____ SUPPLIED DATA
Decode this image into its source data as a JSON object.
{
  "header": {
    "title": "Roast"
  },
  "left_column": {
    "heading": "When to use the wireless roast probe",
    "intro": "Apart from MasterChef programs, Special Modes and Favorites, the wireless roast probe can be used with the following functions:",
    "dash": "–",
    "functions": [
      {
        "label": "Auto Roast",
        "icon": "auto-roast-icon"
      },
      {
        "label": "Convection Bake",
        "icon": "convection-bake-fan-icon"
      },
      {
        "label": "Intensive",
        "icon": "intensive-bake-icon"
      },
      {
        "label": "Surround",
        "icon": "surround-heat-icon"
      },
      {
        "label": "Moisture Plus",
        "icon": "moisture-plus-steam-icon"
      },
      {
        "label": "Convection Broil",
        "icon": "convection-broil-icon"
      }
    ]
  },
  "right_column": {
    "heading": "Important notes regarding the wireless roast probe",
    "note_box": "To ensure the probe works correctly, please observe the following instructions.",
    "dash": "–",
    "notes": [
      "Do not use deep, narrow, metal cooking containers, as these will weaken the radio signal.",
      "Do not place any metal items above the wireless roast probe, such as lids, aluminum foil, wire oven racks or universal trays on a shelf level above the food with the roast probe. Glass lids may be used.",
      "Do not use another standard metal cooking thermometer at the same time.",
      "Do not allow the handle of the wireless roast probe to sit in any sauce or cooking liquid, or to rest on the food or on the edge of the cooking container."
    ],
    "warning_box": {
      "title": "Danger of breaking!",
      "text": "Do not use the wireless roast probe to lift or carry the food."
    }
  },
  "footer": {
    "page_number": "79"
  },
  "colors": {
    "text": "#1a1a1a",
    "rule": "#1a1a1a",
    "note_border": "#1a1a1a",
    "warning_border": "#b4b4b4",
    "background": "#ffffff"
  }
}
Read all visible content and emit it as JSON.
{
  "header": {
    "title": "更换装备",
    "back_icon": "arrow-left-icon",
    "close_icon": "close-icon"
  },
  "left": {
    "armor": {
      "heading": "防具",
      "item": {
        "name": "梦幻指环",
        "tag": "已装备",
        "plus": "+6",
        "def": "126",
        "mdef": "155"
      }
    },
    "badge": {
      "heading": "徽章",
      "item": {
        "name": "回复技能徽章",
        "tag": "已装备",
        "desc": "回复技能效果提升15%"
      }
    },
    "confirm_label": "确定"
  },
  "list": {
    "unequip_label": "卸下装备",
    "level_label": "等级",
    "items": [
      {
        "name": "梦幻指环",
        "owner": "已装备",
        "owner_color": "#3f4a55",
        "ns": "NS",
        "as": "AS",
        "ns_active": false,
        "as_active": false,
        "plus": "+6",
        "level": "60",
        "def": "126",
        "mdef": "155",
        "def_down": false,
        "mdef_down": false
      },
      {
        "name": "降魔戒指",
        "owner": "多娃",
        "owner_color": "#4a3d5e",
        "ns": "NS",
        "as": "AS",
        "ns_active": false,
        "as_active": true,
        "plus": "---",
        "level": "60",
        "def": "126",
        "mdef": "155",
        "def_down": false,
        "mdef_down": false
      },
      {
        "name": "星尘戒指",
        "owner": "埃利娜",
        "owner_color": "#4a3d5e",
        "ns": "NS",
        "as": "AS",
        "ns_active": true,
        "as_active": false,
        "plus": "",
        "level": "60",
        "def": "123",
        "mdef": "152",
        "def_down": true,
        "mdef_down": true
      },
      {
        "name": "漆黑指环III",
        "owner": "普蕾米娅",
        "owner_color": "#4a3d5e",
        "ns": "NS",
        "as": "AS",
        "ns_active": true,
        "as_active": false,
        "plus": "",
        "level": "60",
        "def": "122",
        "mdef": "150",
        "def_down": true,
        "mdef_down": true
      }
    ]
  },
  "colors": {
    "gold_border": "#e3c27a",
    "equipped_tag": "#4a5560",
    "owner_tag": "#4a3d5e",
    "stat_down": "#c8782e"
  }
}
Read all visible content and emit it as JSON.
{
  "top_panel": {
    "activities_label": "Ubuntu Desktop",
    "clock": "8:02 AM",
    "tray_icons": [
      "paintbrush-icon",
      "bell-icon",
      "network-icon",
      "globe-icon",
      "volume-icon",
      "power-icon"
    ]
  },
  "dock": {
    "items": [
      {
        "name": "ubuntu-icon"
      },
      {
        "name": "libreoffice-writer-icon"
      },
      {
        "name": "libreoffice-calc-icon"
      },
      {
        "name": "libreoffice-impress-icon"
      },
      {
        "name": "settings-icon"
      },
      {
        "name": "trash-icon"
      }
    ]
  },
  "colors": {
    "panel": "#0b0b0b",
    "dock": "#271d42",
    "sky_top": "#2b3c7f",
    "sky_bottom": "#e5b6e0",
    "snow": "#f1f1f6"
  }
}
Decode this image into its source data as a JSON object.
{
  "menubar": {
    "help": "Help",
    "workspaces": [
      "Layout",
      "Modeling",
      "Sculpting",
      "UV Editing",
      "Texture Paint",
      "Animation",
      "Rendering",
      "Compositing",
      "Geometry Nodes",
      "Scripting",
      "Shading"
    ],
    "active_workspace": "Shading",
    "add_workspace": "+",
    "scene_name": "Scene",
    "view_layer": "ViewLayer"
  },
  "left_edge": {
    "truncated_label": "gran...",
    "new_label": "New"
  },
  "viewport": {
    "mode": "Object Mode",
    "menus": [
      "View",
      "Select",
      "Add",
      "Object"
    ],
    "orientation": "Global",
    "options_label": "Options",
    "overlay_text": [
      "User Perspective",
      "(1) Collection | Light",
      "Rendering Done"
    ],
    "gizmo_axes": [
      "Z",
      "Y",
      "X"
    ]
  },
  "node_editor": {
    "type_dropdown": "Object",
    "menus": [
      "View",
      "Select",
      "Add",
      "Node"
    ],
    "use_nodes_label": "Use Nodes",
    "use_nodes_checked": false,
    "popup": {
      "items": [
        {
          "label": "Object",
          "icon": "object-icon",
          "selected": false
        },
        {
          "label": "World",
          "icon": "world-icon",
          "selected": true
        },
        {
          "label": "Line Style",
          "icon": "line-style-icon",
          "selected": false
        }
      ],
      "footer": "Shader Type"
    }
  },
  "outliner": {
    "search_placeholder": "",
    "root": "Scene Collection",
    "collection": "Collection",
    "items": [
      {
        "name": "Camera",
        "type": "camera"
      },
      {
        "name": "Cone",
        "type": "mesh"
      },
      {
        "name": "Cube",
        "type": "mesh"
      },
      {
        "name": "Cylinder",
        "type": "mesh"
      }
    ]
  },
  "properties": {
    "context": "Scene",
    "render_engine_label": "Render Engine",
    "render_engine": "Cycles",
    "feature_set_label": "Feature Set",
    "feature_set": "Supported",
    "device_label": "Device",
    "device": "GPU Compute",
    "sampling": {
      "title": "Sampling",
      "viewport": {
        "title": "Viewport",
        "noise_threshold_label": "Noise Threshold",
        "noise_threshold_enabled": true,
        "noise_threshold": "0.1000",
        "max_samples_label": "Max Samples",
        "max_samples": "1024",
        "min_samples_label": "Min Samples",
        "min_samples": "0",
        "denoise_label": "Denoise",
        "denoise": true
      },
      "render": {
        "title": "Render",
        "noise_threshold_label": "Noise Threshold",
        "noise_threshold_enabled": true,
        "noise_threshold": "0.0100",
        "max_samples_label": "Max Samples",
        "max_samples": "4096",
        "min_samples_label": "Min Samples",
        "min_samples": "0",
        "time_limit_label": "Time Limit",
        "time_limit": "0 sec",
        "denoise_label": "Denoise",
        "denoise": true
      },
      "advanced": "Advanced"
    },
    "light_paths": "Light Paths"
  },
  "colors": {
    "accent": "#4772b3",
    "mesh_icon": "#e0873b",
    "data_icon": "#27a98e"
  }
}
________
• [TASK DIRECTIONS]:
Using the data above, output each line exactly.

• [TASK OUTPUT]:
Decode this image into its source data as a JSON object.
{
  "header": {
    "title": "Roast"
  },
  "left_column": {
    "heading": "When to use the wireless roast probe",
    "intro": "Apart from MasterChef programs, Special Modes and Favorites, the wireless roast probe can be used with the following functions:",
    "dash": "–",
    "functions": [
      {
        "label": "Auto Roast",
        "icon": "auto-roast-icon"
      },
      {
        "label": "Convection Bake",
        "icon": "convection-bake-fan-icon"
      },
      {
        "label": "Intensive",
        "icon": "intensive-bake-icon"
      },
      {
        "label": "Surround",
        "icon": "surround-heat-icon"
      },
      {
        "label": "Moisture Plus",
        "icon": "moisture-plus-steam-icon"
      },
      {
        "label": "Convection Broil",
        "icon": "convection-broil-icon"
      }
    ]
  },
  "right_column": {
    "heading": "Important notes regarding the wireless roast probe",
    "note_box": "To ensure the probe works correctly, please observe the following instructions.",
    "dash": "–",
    "notes": [
      "Do not use deep, narrow, metal cooking containers, as these will weaken the radio signal.",
      "Do not place any metal items above the wireless roast probe, such as lids, aluminum foil, wire oven racks or universal trays on a shelf level above the food with the roast probe. Glass lids may be used.",
      "Do not use another standard metal cooking thermometer at the same time.",
      "Do not allow the handle of the wireless roast probe to sit in any sauce or cooking liquid, or to rest on the food or on the edge of the cooking container."
    ],
    "warning_box": {
      "title": "Danger of breaking!",
      "text": "Do not use the wireless roast probe to lift or carry the food."
    }
  },
  "footer": {
    "page_number": "79"
  },
  "colors": {
    "text": "#1a1a1a",
    "rule": "#1a1a1a",
    "note_border": "#1a1a1a",
    "warning_border": "#b4b4b4",
    "background": "#ffffff"
  }
}
Read all visible content and emit it as JSON.
{
  "header": {
    "title": "更换装备",
    "back_icon": "arrow-left-icon",
    "close_icon": "close-icon"
  },
  "left": {
    "armor": {
      "heading": "防具",
      "item": {
        "name": "梦幻指环",
        "tag": "已装备",
        "plus": "+6",
        "def": "126",
        "mdef": "155"
      }
    },
    "badge": {
      "heading": "徽章",
      "item": {
        "name": "回复技能徽章",
        "tag": "已装备",
        "desc": "回复技能效果提升15%"
      }
    },
    "confirm_label": "确定"
  },
  "list": {
    "unequip_label": "卸下装备",
    "level_label": "等级",
    "items": [
      {
        "name": "梦幻指环",
        "owner": "已装备",
        "owner_color": "#3f4a55",
        "ns": "NS",
        "as": "AS",
        "ns_active": false,
        "as_active": false,
        "plus": "+6",
        "level": "60",
        "def": "126",
        "mdef": "155",
        "def_down": false,
        "mdef_down": false
      },
      {
        "name": "降魔戒指",
        "owner": "多娃",
        "owner_color": "#4a3d5e",
        "ns": "NS",
        "as": "AS",
        "ns_active": false,
        "as_active": true,
        "plus": "---",
        "level": "60",
        "def": "126",
        "mdef": "155",
        "def_down": false,
        "mdef_down": false
      },
      {
        "name": "星尘戒指",
        "owner": "埃利娜",
        "owner_color": "#4a3d5e",
        "ns": "NS",
        "as": "AS",
        "ns_active": true,
        "as_active": false,
        "plus": "",
        "level": "60",
        "def": "123",
        "mdef": "152",
        "def_down": true,
        "mdef_down": true
      },
      {
        "name": "漆黑指环III",
        "owner": "普蕾米娅",
        "owner_color": "#4a3d5e",
        "ns": "NS",
        "as": "AS",
        "ns_active": true,
        "as_active": false,
        "plus": "",
        "level": "60",
        "def": "122",
        "mdef": "150",
        "def_down": true,
        "mdef_down": true
      }
    ]
  },
  "colors": {
    "gold_border": "#e3c27a",
    "equipped_tag": "#4a5560",
    "owner_tag": "#4a3d5e",
    "stat_down": "#c8782e"
  }
}
Read all visible content and emit it as JSON.
{
  "top_panel": {
    "activities_label": "Ubuntu Desktop",
    "clock": "8:02 AM",
    "tray_icons": [
      "paintbrush-icon",
      "bell-icon",
      "network-icon",
      "globe-icon",
      "volume-icon",
      "power-icon"
    ]
  },
  "dock": {
    "items": [
      {
        "name": "ubuntu-icon"
      },
      {
        "name": "libreoffice-writer-icon"
      },
      {
        "name": "libreoffice-calc-icon"
      },
      {
        "name": "libreoffice-impress-icon"
      },
      {
        "name": "settings-icon"
      },
      {
        "name": "trash-icon"
      }
    ]
  },
  "colors": {
    "panel": "#0b0b0b",
    "dock": "#271d42",
    "sky_top": "#2b3c7f",
    "sky_bottom": "#e5b6e0",
    "snow": "#f1f1f6"
  }
}
Decode this image into its source data as a JSON object.
{
  "menubar": {
    "help": "Help",
    "workspaces": [
      "Layout",
      "Modeling",
      "Sculpting",
      "UV Editing",
      "Texture Paint",
      "Animation",
      "Rendering",
      "Compositing",
      "Geometry Nodes",
      "Scripting",
      "Shading"
    ],
    "active_workspace": "Shading",
    "add_workspace": "+",
    "scene_name": "Scene",
    "view_layer": "ViewLayer"
  },
  "left_edge": {
    "truncated_label": "gran...",
    "new_label": "New"
  },
  "viewport": {
    "mode": "Object Mode",
    "menus": [
      "View",
      "Select",
      "Add",
      "Object"
    ],
    "orientation": "Global",
    "options_label": "Options",
    "overlay_text": [
      "User Perspective",
      "(1) Collection | Light",
      "Rendering Done"
    ],
    "gizmo_axes": [
      "Z",
      "Y",
      "X"
    ]
  },
  "node_editor": {
    "type_dropdown": "Object",
    "menus": [
      "View",
      "Select",
      "Add",
      "Node"
    ],
    "use_nodes_label": "Use Nodes",
    "use_nodes_checked": false,
    "popup": {
      "items": [
        {
          "label": "Object",
          "icon": "object-icon",
          "selected": false
        },
        {
          "label": "World",
          "icon": "world-icon",
          "selected": true
        },
        {
          "label": "Line Style",
          "icon": "line-style-icon",
          "selected": false
        }
      ],
      "footer": "Shader Type"
    }
  },
  "outliner": {
    "search_placeholder": "",
    "root": "Scene Collection",
    "collection": "Collection",
    "items": [
      {
        "name": "Camera",
        "type": "camera"
      },
      {
        "name": "Cone",
        "type": "mesh"
      },
      {
        "name": "Cube",
        "type": "mesh"
      },
      {
        "name": "Cylinder",
        "type": "mesh"
      }
    ]
  },
  "properties": {
    "context": "Scene",
    "render_engine_label": "Render Engine",
    "render_engine": "Cycles",
    "feature_set_label": "Feature Set",
    "feature_set": "Supported",
    "device_label": "Device",
    "device": "GPU Compute",
    "sampling": {
      "title": "Sampling",
      "viewport": {
        "title": "Viewport",
        "noise_threshold_label": "Noise Threshold",
        "noise_threshold_enabled": true,
        "noise_threshold": "0.1000",
        "max_samples_label": "Max Samples",
        "max_samples": "1024",
        "min_samples_label": "Min Samples",
        "min_samples": "0",
        "denoise_label": "Denoise",
        "denoise": true
      },
      "render": {
        "title": "Render",
        "noise_threshold_label": "Noise Threshold",
        "noise_threshold_enabled": true,
        "noise_threshold": "0.0100",
        "max_samples_label": "Max Samples",
        "max_samples": "4096",
        "min_samples_label": "Min Samples",
        "min_samples": "0",
        "time_limit_label": "Time Limit",
        "time_limit": "0 sec",
        "denoise_label": "Denoise",
        "denoise": true
      },
      "advanced": "Advanced"
    },
    "light_paths": "Light Paths"
  },
  "colors": {
    "accent": "#4772b3",
    "mesh_icon": "#e0873b",
    "data_icon": "#27a98e"
  }
}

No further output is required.